→ Required task
Please recast every line of the items below as a Markdown table with the columns Row and Line, numbering the rows and leaving out blank lines.
===== Data shown
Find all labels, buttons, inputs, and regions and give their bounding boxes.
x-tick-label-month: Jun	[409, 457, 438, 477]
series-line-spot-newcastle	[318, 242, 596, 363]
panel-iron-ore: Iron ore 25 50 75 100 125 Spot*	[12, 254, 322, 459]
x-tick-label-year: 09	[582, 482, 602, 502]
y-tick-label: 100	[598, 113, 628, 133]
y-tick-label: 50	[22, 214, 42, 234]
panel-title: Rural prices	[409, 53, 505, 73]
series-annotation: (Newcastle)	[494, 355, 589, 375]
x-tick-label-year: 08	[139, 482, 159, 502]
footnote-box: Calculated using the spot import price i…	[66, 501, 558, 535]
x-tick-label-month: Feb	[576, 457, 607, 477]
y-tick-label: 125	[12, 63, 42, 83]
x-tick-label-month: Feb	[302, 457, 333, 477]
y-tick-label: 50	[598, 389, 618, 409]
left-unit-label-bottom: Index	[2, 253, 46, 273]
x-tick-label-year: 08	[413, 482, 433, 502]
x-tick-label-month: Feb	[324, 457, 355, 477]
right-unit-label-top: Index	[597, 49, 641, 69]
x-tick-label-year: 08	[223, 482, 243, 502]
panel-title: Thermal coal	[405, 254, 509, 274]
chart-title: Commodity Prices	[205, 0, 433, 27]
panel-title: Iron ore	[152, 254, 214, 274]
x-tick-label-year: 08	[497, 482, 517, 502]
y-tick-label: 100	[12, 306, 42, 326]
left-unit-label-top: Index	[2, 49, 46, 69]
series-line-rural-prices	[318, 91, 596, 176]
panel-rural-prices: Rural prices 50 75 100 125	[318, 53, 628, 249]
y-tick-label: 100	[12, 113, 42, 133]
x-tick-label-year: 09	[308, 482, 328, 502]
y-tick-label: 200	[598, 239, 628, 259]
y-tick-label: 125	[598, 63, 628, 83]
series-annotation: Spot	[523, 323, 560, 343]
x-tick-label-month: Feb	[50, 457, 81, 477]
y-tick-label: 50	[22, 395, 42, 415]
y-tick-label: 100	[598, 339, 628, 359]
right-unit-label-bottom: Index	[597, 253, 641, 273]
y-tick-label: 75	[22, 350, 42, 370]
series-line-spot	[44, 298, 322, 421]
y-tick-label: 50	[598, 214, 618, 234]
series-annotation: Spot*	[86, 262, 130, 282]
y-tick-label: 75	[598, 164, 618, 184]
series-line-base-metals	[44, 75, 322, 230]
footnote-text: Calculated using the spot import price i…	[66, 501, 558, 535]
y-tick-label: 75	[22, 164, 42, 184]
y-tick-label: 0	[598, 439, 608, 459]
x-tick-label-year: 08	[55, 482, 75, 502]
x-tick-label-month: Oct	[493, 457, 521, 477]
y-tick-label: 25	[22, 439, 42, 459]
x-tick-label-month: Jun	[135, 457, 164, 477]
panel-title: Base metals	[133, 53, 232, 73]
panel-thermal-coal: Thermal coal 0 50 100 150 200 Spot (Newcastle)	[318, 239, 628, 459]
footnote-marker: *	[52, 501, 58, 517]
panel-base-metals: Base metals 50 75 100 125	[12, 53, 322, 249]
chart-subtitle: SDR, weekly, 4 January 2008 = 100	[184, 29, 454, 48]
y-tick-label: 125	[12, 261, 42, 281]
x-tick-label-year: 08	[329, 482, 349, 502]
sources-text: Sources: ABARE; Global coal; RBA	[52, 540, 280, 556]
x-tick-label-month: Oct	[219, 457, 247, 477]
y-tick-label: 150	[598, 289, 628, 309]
==========
→ Result
| Row | Line |
|---|---|
| 1 | Find all labels, buttons, inputs, and regions and give their bounding boxes. |
| 2 | x-tick-label-month: Jun	[409, 457, 438, 477] |
| 3 | series-line-spot-newcastle	[318, 242, 596, 363] |
| 4 | panel-iron-ore: Iron ore 25 50 75 100 125 Spot*	[12, 254, 322, 459] |
| 5 | x-tick-label-year: 09	[582, 482, 602, 502] |
| 6 | y-tick-label: 100	[598, 113, 628, 133] |
| 7 | y-tick-label: 50	[22, 214, 42, 234] |
| 8 | panel-title: Rural prices	[409, 53, 505, 73] |
| 9 | series-annotation: (Newcastle)	[494, 355, 589, 375] |
| 10 | x-tick-label-year: 08	[139, 482, 159, 502] |
| 11 | footnote-box: Calculated using the spot import price i…	[66, 501, 558, 535] |
| 12 | x-tick-label-month: Feb	[576, 457, 607, 477] |
| 13 | y-tick-label: 125	[12, 63, 42, 83] |
| 14 | x-tick-label-month: Feb	[302, 457, 333, 477] |
| 15 | y-tick-label: 50	[598, 389, 618, 409] |
| 16 | left-unit-label-bottom: Index	[2, 253, 46, 273] |
| 17 | x-tick-label-year: 08	[413, 482, 433, 502] |
| 18 | x-tick-label-month: Feb	[324, 457, 355, 477] |
| 19 | right-unit-label-top: Index	[597, 49, 641, 69] |
| 20 | x-tick-label-year: 08	[223, 482, 243, 502] |
| 21 | panel-title: Thermal coal	[405, 254, 509, 274] |
| 22 | chart-title: Commodity Prices	[205, 0, 433, 27] |
| 23 | panel-title: Iron ore	[152, 254, 214, 274] |
| 24 | x-tick-label-year: 08	[497, 482, 517, 502] |
| 25 | y-tick-label: 100	[12, 306, 42, 326] |
| 26 | left-unit-label-top: Index	[2, 49, 46, 69] |
| 27 | series-line-rural-prices	[318, 91, 596, 176] |
| 28 | panel-rural-prices: Rural prices 50 75 100 125	[318, 53, 628, 249] |
| 29 | y-tick-label: 100	[12, 113, 42, 133] |
| 30 | x-tick-label-year: 09	[308, 482, 328, 502] |
| 31 | y-tick-label: 200	[598, 239, 628, 259] |
| 32 | y-tick-label: 125	[598, 63, 628, 83] |
| 33 | series-annotation: Spot	[523, 323, 560, 343] |
| 34 | x-tick-label-month: Feb	[50, 457, 81, 477] |
| 35 | y-tick-label: 50	[22, 395, 42, 415] |
| 36 | y-tick-label: 100	[598, 339, 628, 359] |
| 37 | right-unit-label-bottom: Index	[597, 253, 641, 273] |
| 38 | y-tick-label: 75	[22, 350, 42, 370] |
| 39 | series-line-spot	[44, 298, 322, 421] |
| 40 | y-tick-label: 50	[598, 214, 618, 234] |
| 41 | series-annotation: Spot*	[86, 262, 130, 282] |
| 42 | y-tick-label: 75	[598, 164, 618, 184] |
| 43 | series-line-base-metals	[44, 75, 322, 230] |
| 44 | footnote-text: Calculated using the spot import price i…	[66, 501, 558, 535] |
| 45 | y-tick-label: 75	[22, 164, 42, 184] |
| 46 | y-tick-label: 0	[598, 439, 608, 459] |
| 47 | x-tick-label-year: 08	[55, 482, 75, 502] |
| 48 | x-tick-label-month: Oct	[493, 457, 521, 477] |
| 49 | y-tick-label: 25	[22, 439, 42, 459] |
| 50 | x-tick-label-month: Jun	[135, 457, 164, 477] |
| 51 | panel-title: Base metals	[133, 53, 232, 73] |
| 52 | panel-thermal-coal: Thermal coal 0 50 100 150 200 Spot (Newcastle)	[318, 239, 628, 459] |
| 53 | footnote-marker: *	[52, 501, 58, 517] |
| 54 | panel-base-metals: Base metals 50 75 100 125	[12, 53, 322, 249] |
| 55 | chart-subtitle: SDR, weekly, 4 January 2008 = 100	[184, 29, 454, 48] |
| 56 | y-tick-label: 125	[12, 261, 42, 281] |
| 57 | x-tick-label-year: 08	[329, 482, 349, 502] |
| 58 | sources-text: Sources: ABARE; Global coal; RBA	[52, 540, 280, 556] |
| 59 | x-tick-label-month: Oct	[219, 457, 247, 477] |
| 60 | y-tick-label: 150	[598, 289, 628, 309] |